Start of Data in this exercise
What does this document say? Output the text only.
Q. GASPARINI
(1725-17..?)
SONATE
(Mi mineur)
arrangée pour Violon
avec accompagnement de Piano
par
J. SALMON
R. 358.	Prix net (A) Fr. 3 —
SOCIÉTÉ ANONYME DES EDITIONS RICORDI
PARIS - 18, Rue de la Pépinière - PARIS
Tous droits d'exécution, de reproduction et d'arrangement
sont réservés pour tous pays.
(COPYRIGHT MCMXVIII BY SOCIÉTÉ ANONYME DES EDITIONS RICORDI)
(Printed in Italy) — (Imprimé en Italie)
End of Data in this exercise
** Given instruction **
Find each line holding the string "EDITIONS" and copy it out.

** Output for this exercise **
SOCIÉTÉ ANONYME DES EDITIONS RICORDI
(COPYRIGHT MCMXVIII BY SOCIÉTÉ ANONYME DES EDITIONS RICORDI)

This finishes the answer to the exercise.